Pictures in the data below are not part of the copy; transcribe everything else exactly.

• **Given entries**:
^^^^^^^^^^^^^^^^

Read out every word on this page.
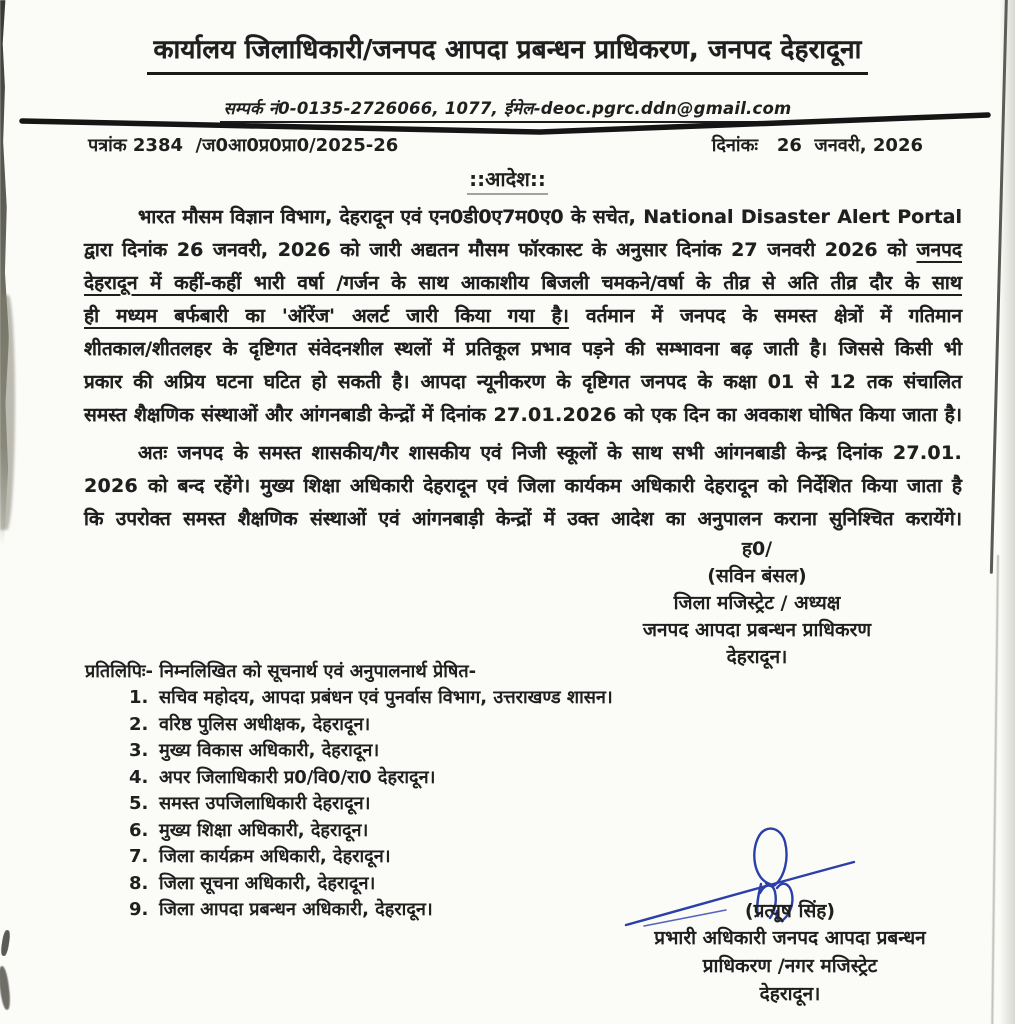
कार्यालय जिलाधिकारी/जनपद आपदा प्रबन्धन प्राधिकरण, जनपद देहरादूना
सम्पर्क नं0-0135-2726066, 1077, ईमेल-deoc.pgrc.ddn@gmail.com

पत्रांक 2384  /ज0आ0प्र0प्रा0/2025-26

	दिनांकः   26  जनवरी, 2026

::आदेश::
भारत मौसम विज्ञान विभाग, देहरादून एवं एन0डी0ए7म0ए0 के सचेत, National Disaster Alert Portal
द्वारा दिनांक 26 जनवरी, 2026 को जारी अद्यतन मौसम फॉरकास्ट के अनुसार दिनांक 27 जनवरी 2026 को जनपद
देहरादून में कहीं-कहीं भारी वर्षा /गर्जन के साथ आकाशीय बिजली चमकने/वर्षा के तीव्र से अति तीव्र दौर के साथ
ही मध्यम बर्फबारी का 'ऑरेंज' अलर्ट जारी किया गया है। वर्तमान में जनपद के समस्त क्षेत्रों में गतिमान
शीतकाल/शीतलहर के दृष्टिगत संवेदनशील स्थलों में प्रतिकूल प्रभाव पड़ने की सम्भावना बढ़ जाती है। जिससे किसी भी
प्रकार की अप्रिय घटना घटित हो सकती है। आपदा न्यूनीकरण के दृष्टिगत जनपद के कक्षा 01 से 12 तक संचालित
समस्त शैक्षणिक संस्थाओं और आंगनबाडी केन्द्रों में दिनांक 27.01.2026 को एक दिन का अवकाश घोषित किया जाता है।
अतः जनपद के समस्त शासकीय/गैर शासकीय एवं निजी स्कूलों के साथ सभी आंगनबाडी केन्द्र दिनांक 27.01.
2026 को बन्द रहेंगे। मुख्य शिक्षा अधिकारी देहरादून एवं जिला कार्यकम अधिकारी देहरादून को निर्देशित किया जाता है
कि उपरोक्त समस्त शैक्षणिक संस्थाओं एवं आंगनबाड़ी केन्द्रों में उक्त आदेश का अनुपालन कराना सुनिश्चित करायेंगे।
ह0/
(सविन बंसल)
जिला मजिस्ट्रेट / अध्यक्ष
जनपद आपदा प्रबन्धन प्राधिकरण
देहरादून।
प्रतिलिपिः- निम्नलिखित को सूचनार्थ एवं अनुपालनार्थ प्रेषित-
1. सचिव महोदय, आपदा प्रबंधन एवं पुनर्वास विभाग, उत्तराखण्ड शासन।
2. वरिष्ठ पुलिस अधीक्षक, देहरादून।
3. मुख्य विकास अधिकारी, देहरादून।
4. अपर जिलाधिकारी प्र0/वि0/रा0 देहरादून।
5. समस्त उपजिलाधिकारी देहरादून।
6. मुख्य शिक्षा अधिकारी, देहरादून।
7. जिला कार्यक्रम अधिकारी, देहरादून।
8. जिला सूचना अधिकारी, देहरादून।
9. जिला आपदा प्रबन्धन अधिकारी, देहरादून।	(प्रत्यूष सिंह)
प्रभारी अधिकारी जनपद आपदा प्रबन्धन
प्राधिकरण /नगर मजिस्ट्रेट
देहरादून।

^^^^^^^^^^^^^^^^

• **Answer to this task**:
Read out every word on this page.
कार्यालय जिलाधिकारी/जनपद आपदा प्रबन्धन प्राधिकरण, जनपद देहरादूना
सम्पर्क नं0-0135-2726066, 1077, ईमेल-deoc.pgrc.ddn@gmail.com

पत्रांक 2384  /ज0आ0प्र0प्रा0/2025-26

	दिनांकः   26  जनवरी, 2026

::आदेश::
भारत मौसम विज्ञान विभाग, देहरादून एवं एन0डी0ए7म0ए0 के सचेत, National Disaster Alert Portal
द्वारा दिनांक 26 जनवरी, 2026 को जारी अद्यतन मौसम फॉरकास्ट के अनुसार दिनांक 27 जनवरी 2026 को जनपद
देहरादून में कहीं-कहीं भारी वर्षा /गर्जन के साथ आकाशीय बिजली चमकने/वर्षा के तीव्र से अति तीव्र दौर के साथ
ही मध्यम बर्फबारी का 'ऑरेंज' अलर्ट जारी किया गया है। वर्तमान में जनपद के समस्त क्षेत्रों में गतिमान
शीतकाल/शीतलहर के दृष्टिगत संवेदनशील स्थलों में प्रतिकूल प्रभाव पड़ने की सम्भावना बढ़ जाती है। जिससे किसी भी
प्रकार की अप्रिय घटना घटित हो सकती है। आपदा न्यूनीकरण के दृष्टिगत जनपद के कक्षा 01 से 12 तक संचालित
समस्त शैक्षणिक संस्थाओं और आंगनबाडी केन्द्रों में दिनांक 27.01.2026 को एक दिन का अवकाश घोषित किया जाता है।
अतः जनपद के समस्त शासकीय/गैर शासकीय एवं निजी स्कूलों के साथ सभी आंगनबाडी केन्द्र दिनांक 27.01.
2026 को बन्द रहेंगे। मुख्य शिक्षा अधिकारी देहरादून एवं जिला कार्यकम अधिकारी देहरादून को निर्देशित किया जाता है
कि उपरोक्त समस्त शैक्षणिक संस्थाओं एवं आंगनबाड़ी केन्द्रों में उक्त आदेश का अनुपालन कराना सुनिश्चित करायेंगे।
ह0/
(सविन बंसल)
जिला मजिस्ट्रेट / अध्यक्ष
जनपद आपदा प्रबन्धन प्राधिकरण
देहरादून।
प्रतिलिपिः- निम्नलिखित को सूचनार्थ एवं अनुपालनार्थ प्रेषित-
1. सचिव महोदय, आपदा प्रबंधन एवं पुनर्वास विभाग, उत्तराखण्ड शासन।
2. वरिष्ठ पुलिस अधीक्षक, देहरादून।
3. मुख्य विकास अधिकारी, देहरादून।
4. अपर जिलाधिकारी प्र0/वि0/रा0 देहरादून।
5. समस्त उपजिलाधिकारी देहरादून।
6. मुख्य शिक्षा अधिकारी, देहरादून।
7. जिला कार्यक्रम अधिकारी, देहरादून।
8. जिला सूचना अधिकारी, देहरादून।
9. जिला आपदा प्रबन्धन अधिकारी, देहरादून।	(प्रत्यूष सिंह)
प्रभारी अधिकारी जनपद आपदा प्रबन्धन
प्राधिकरण /नगर मजिस्ट्रेट
देहरादून।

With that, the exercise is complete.